## TASK TO COMPLETE
Look through the data below. Show each line where the string "senhor" occurs.

## INPUT
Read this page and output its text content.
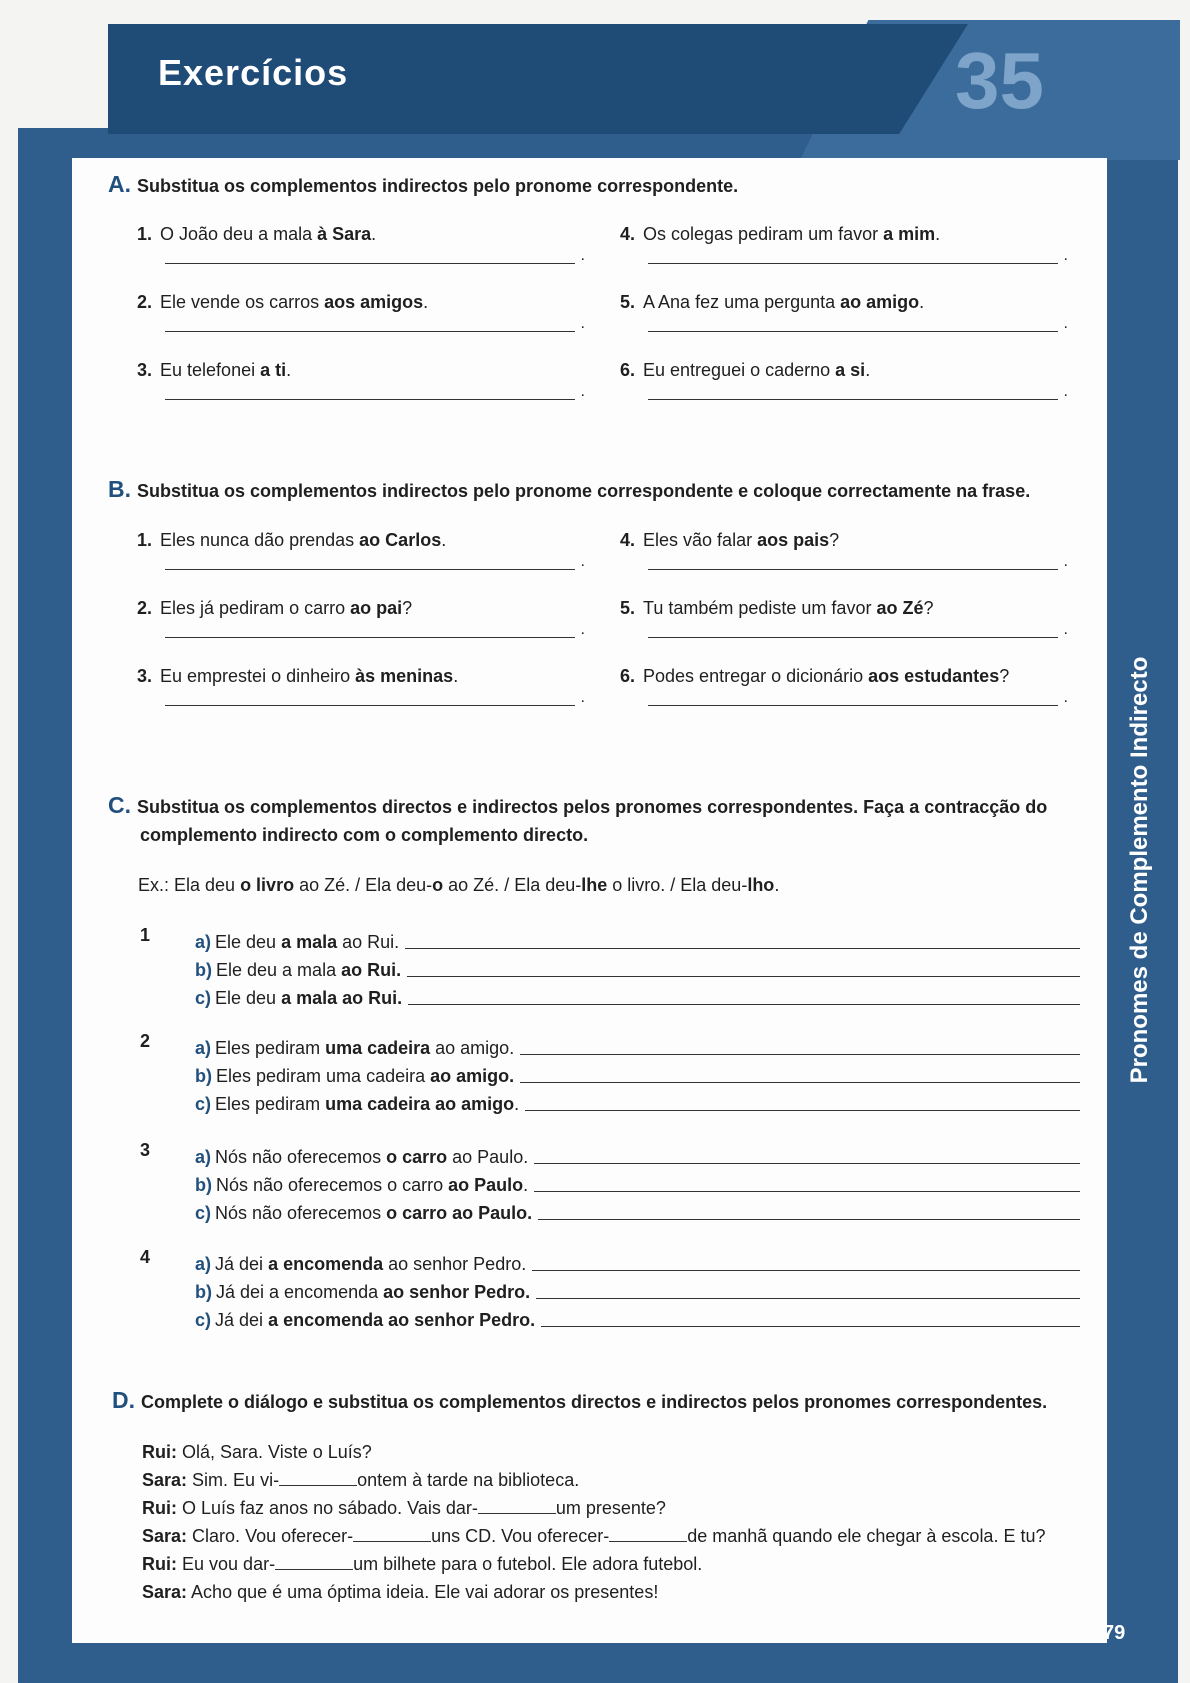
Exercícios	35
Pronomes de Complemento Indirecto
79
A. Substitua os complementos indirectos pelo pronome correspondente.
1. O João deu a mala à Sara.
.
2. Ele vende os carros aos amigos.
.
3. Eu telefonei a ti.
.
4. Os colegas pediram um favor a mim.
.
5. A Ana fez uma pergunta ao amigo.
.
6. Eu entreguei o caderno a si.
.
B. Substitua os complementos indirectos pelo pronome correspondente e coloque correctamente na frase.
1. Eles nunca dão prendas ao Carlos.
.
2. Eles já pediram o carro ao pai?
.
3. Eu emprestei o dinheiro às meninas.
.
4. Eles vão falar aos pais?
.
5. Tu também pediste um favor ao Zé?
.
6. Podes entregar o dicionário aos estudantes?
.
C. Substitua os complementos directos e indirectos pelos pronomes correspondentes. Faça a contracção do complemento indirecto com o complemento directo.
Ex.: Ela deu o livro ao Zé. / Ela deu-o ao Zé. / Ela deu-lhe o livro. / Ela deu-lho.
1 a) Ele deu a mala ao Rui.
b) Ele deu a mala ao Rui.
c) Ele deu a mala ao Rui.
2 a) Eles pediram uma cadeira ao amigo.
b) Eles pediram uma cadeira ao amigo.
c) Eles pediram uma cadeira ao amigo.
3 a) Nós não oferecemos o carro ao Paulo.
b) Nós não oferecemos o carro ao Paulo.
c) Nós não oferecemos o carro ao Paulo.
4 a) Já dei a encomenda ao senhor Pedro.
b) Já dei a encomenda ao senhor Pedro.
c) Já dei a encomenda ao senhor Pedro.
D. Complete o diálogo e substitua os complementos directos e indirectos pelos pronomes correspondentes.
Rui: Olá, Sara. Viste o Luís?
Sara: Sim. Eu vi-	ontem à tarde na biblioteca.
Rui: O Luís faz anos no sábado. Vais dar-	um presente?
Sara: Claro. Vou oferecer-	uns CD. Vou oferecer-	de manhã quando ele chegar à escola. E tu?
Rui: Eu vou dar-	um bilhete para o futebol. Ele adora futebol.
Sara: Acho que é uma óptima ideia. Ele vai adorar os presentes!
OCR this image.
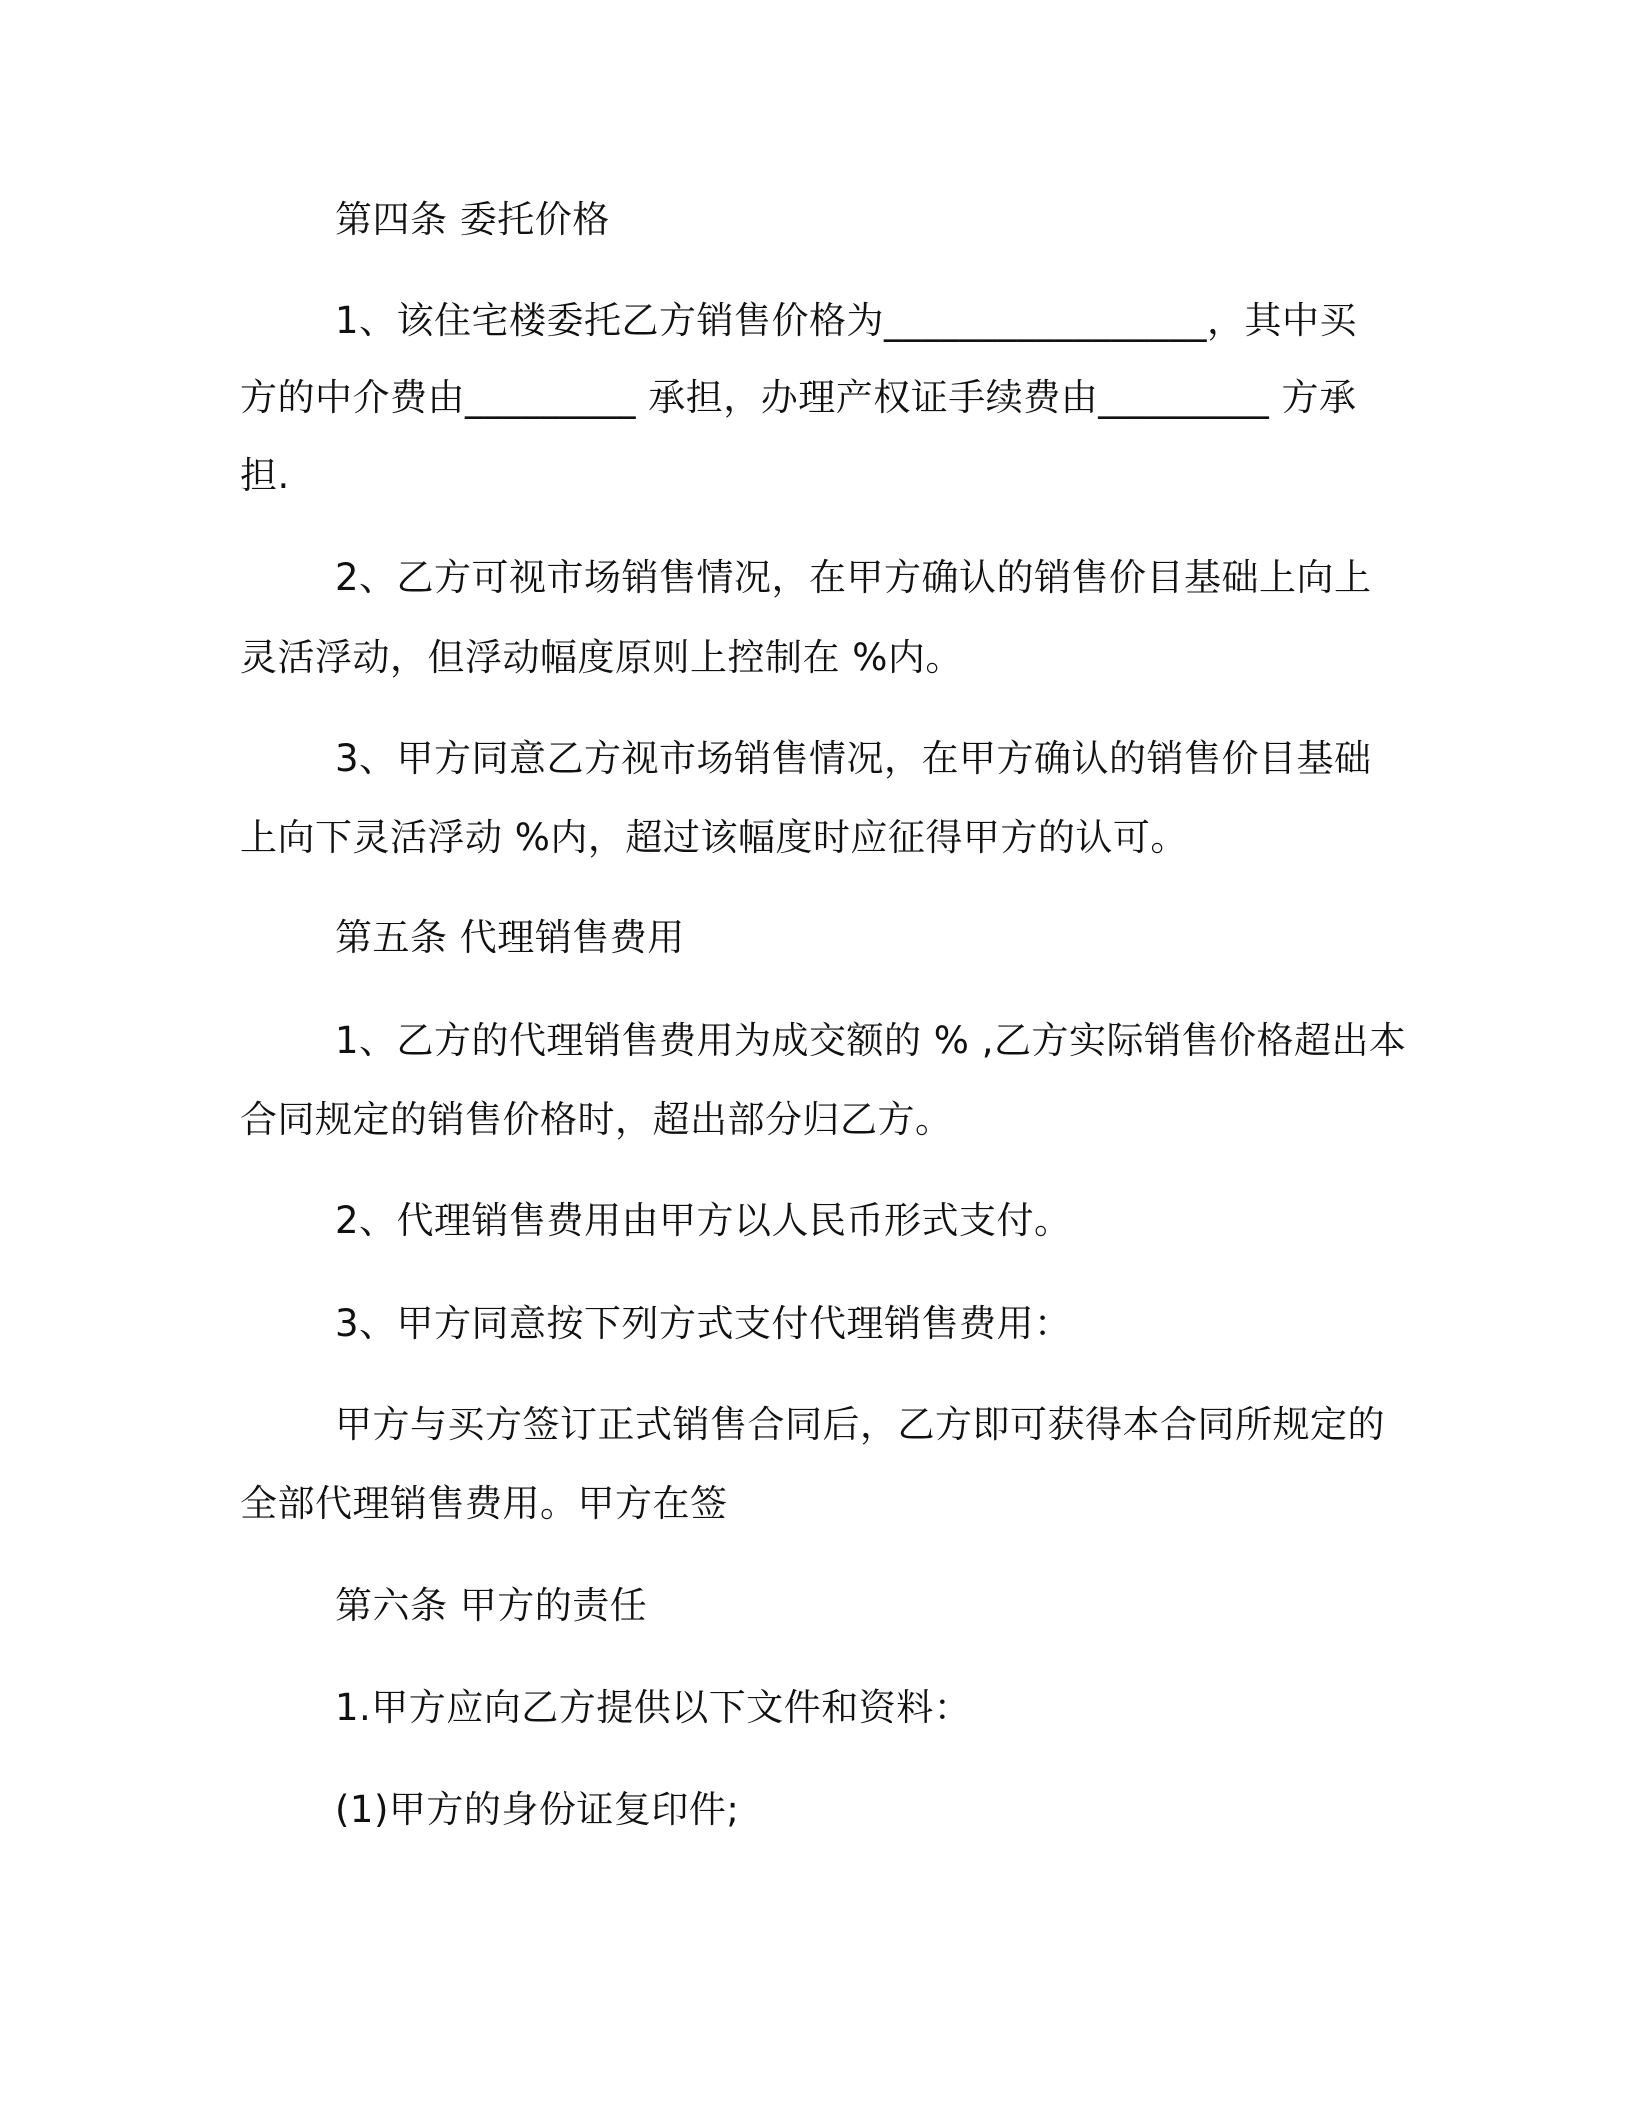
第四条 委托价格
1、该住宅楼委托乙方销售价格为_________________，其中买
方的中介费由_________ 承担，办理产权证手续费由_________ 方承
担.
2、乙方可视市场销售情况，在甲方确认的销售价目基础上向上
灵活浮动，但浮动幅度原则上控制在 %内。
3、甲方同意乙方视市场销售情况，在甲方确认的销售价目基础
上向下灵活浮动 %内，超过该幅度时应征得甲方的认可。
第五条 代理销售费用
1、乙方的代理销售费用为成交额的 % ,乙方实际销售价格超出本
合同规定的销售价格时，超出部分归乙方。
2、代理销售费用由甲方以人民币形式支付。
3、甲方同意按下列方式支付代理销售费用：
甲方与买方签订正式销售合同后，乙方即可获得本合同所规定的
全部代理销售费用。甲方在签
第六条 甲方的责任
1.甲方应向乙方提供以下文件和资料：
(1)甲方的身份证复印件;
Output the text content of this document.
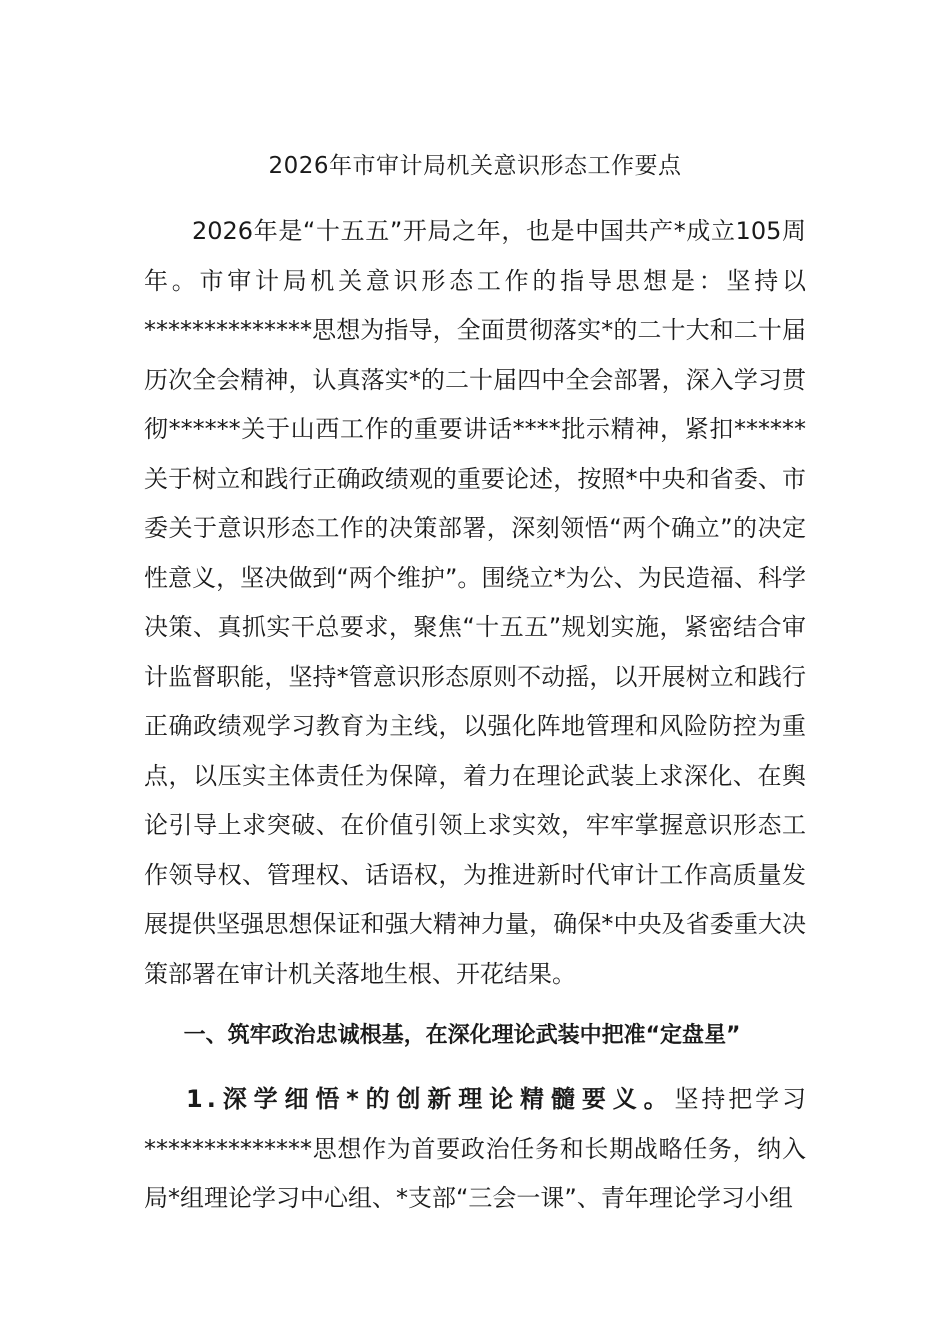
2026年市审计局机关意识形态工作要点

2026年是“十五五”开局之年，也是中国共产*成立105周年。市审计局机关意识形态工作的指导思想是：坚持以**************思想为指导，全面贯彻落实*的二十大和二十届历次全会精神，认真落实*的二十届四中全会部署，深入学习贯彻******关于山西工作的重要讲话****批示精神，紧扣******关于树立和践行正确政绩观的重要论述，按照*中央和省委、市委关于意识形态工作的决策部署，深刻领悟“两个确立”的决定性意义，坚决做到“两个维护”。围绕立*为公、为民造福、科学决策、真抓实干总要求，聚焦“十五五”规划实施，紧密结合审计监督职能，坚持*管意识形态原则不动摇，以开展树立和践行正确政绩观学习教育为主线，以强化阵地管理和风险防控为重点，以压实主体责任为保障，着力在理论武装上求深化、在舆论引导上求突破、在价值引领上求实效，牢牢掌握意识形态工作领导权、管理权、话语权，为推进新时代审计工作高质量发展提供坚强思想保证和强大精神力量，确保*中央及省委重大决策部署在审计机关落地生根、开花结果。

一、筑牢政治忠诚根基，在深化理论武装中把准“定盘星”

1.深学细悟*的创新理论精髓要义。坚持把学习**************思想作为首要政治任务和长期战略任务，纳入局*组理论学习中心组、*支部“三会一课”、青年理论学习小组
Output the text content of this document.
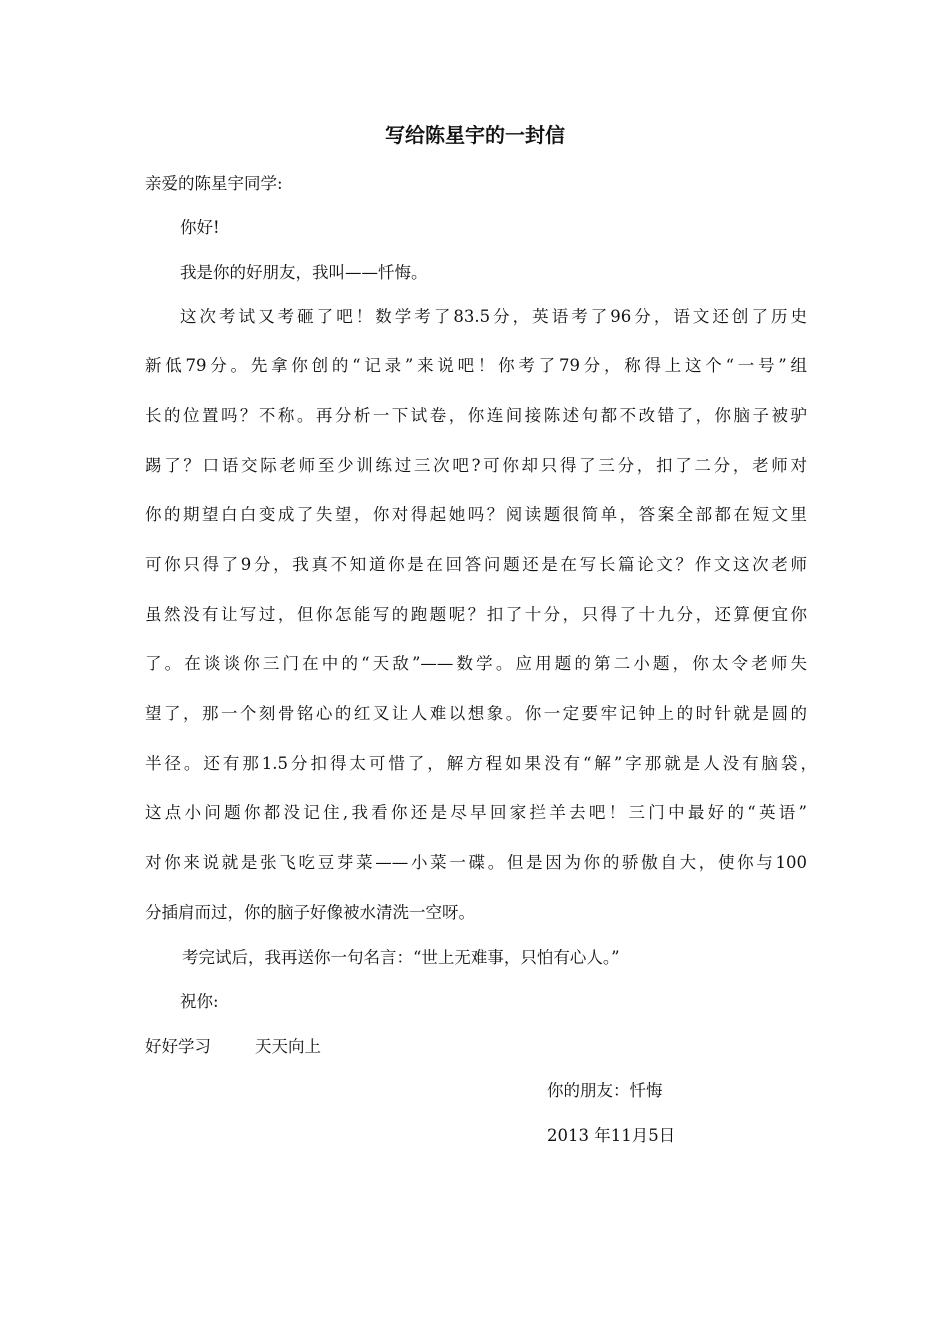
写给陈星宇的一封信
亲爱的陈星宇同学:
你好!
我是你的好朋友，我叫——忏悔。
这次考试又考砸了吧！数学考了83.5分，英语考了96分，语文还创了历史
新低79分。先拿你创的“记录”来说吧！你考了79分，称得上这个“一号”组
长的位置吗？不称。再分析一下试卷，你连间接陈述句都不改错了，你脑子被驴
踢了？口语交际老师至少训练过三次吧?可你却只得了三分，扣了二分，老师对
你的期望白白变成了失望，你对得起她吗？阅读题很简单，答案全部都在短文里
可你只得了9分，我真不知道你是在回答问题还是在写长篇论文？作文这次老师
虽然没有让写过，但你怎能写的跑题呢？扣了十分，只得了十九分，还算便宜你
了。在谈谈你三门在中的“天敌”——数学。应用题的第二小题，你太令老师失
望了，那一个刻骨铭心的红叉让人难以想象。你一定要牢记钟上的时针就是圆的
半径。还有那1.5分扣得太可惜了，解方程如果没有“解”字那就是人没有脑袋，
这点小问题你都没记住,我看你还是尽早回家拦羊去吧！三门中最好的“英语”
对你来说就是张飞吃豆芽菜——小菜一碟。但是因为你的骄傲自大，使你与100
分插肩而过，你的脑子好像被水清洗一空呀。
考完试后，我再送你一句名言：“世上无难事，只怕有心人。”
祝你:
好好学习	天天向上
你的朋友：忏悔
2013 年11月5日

## SOLUTION TO THIS TASK
4 a) Já dei a encomenda ao senhor Pedro.
b) Já dei a encomenda ao senhor Pedro.
c) Já dei a encomenda ao senhor Pedro.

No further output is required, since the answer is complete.